==== EXTRACTED DATA ====
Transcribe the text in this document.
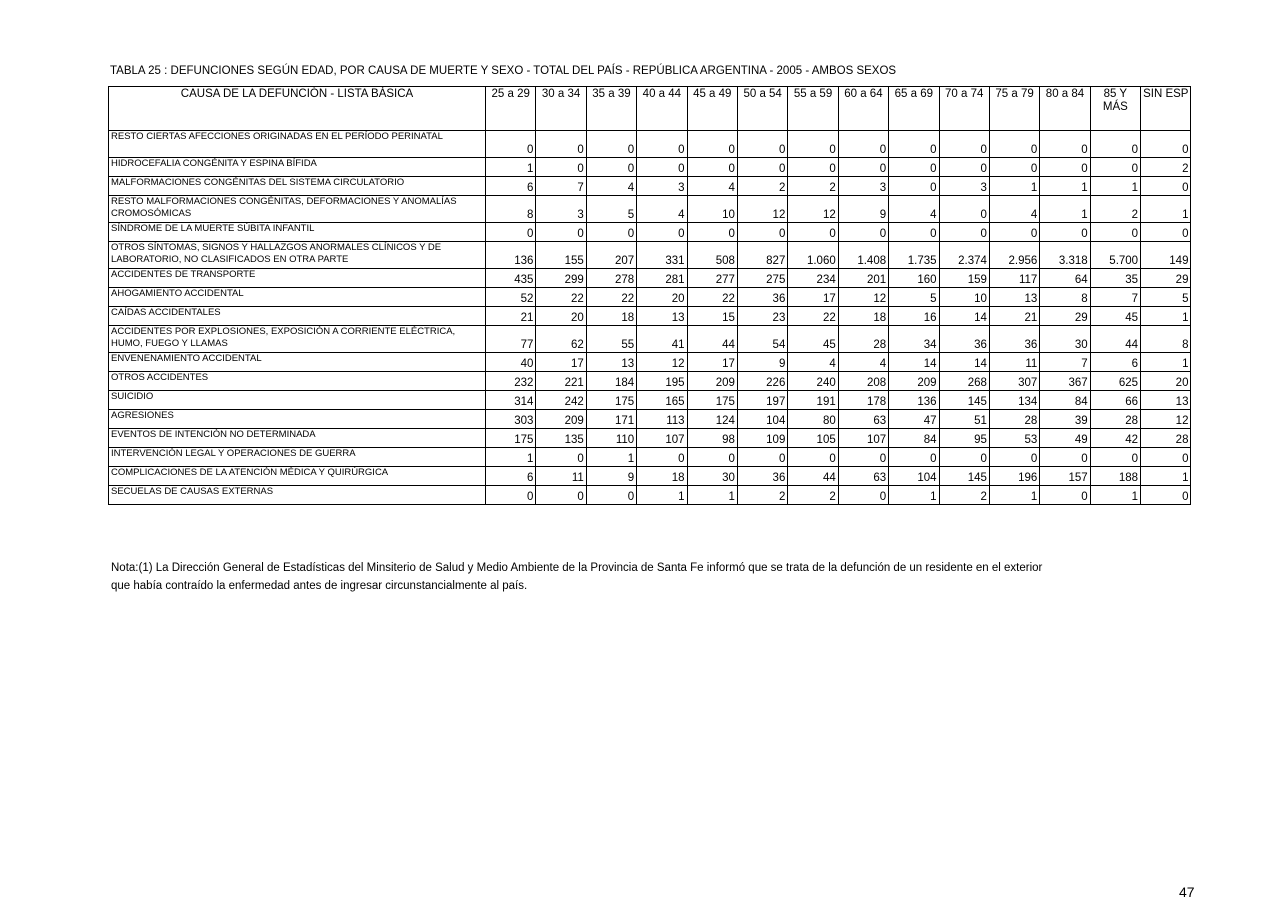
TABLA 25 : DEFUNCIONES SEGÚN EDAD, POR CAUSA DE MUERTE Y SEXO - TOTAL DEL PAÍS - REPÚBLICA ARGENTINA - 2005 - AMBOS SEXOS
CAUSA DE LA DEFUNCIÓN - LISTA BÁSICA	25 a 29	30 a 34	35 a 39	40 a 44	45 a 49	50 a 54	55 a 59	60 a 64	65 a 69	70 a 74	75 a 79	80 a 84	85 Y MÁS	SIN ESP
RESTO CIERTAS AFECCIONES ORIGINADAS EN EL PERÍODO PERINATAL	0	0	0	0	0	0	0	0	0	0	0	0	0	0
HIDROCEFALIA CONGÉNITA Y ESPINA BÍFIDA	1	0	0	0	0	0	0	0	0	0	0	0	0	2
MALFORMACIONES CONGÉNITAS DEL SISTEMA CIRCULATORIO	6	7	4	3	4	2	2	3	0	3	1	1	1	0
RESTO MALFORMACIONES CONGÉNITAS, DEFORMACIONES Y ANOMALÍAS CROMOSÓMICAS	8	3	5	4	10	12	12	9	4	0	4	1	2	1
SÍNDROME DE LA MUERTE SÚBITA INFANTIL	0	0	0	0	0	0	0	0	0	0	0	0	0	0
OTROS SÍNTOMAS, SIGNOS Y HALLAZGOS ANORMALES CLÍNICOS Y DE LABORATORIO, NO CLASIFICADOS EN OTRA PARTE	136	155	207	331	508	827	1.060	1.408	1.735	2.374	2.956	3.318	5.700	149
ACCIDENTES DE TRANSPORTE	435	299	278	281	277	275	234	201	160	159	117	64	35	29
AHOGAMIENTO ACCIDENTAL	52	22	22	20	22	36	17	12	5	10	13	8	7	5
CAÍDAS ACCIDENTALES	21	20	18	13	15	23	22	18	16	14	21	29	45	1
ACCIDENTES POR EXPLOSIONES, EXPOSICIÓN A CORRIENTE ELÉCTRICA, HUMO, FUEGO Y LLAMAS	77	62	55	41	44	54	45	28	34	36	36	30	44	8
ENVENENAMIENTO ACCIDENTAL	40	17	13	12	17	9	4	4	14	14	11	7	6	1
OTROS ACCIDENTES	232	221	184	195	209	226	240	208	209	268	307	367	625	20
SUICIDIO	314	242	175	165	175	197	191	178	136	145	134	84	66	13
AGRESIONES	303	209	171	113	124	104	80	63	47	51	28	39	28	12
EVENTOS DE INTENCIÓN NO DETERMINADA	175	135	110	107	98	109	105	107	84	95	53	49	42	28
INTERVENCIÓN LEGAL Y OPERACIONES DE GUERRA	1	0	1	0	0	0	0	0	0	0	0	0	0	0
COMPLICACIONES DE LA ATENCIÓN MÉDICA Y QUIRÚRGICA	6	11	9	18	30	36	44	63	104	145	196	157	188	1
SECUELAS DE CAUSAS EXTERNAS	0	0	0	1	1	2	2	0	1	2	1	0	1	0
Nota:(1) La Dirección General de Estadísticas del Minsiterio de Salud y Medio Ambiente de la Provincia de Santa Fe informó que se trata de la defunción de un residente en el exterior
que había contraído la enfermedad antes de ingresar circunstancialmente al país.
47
====
◆ TO DO ◆
Scan the data above and copy every line with "CONGÉNITAS" in it.

◆ EXERCISE OUTPUT ◆
MALFORMACIONES CONGÉNITAS DEL SISTEMA CIRCULATORIO	6	7	4	3	4	2	2	3	0	3	1	1	1	0
RESTO MALFORMACIONES CONGÉNITAS, DEFORMACIONES Y ANOMALÍAS CROMOSÓMICAS	8	3	5	4	10	12	12	9	4	0	4	1	2	1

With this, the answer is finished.